_Set exercise:_
Count the lines in the records below that contain the word "amount", and reply with only that number.
☆ ☆ ☆ ☆ ☆ ☆ ☆
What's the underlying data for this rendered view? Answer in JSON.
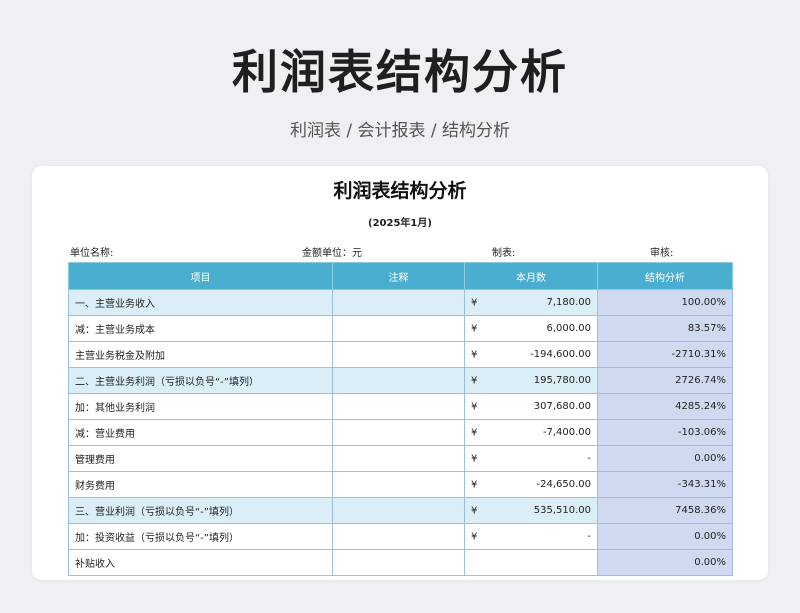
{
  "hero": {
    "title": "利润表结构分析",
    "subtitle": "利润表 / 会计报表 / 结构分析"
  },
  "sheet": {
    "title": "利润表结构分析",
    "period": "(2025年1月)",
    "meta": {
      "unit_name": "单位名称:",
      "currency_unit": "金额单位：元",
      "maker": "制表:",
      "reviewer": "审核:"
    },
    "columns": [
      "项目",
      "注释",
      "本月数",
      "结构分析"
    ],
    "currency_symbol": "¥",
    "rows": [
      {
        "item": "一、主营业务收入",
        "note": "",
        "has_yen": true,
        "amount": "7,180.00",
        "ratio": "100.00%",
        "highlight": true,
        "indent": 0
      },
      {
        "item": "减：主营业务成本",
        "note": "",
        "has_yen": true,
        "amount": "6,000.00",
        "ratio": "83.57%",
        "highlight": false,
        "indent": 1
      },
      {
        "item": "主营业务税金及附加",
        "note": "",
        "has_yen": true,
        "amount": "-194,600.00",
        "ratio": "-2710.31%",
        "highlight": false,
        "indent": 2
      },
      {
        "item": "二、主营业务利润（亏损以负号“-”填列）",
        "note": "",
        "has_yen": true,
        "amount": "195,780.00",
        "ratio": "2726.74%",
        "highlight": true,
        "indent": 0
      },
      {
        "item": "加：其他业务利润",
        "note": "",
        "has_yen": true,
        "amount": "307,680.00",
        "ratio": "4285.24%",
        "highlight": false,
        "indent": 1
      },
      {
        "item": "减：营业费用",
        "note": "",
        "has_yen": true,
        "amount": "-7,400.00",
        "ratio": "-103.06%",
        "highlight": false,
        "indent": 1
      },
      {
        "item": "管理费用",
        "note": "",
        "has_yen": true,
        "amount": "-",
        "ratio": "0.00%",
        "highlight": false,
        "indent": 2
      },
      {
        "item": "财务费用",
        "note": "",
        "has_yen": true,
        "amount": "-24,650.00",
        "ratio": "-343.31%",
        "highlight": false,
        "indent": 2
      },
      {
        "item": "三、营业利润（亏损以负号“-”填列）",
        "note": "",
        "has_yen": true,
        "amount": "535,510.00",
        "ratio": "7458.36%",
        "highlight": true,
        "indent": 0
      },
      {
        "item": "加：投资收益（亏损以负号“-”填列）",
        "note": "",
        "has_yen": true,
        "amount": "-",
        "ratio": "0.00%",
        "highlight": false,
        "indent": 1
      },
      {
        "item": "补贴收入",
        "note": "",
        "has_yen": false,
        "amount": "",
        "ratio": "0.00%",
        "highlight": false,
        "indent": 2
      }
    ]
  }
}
☆ ☆ ☆ ☆ ☆ ☆ ☆
_Written answer:_
11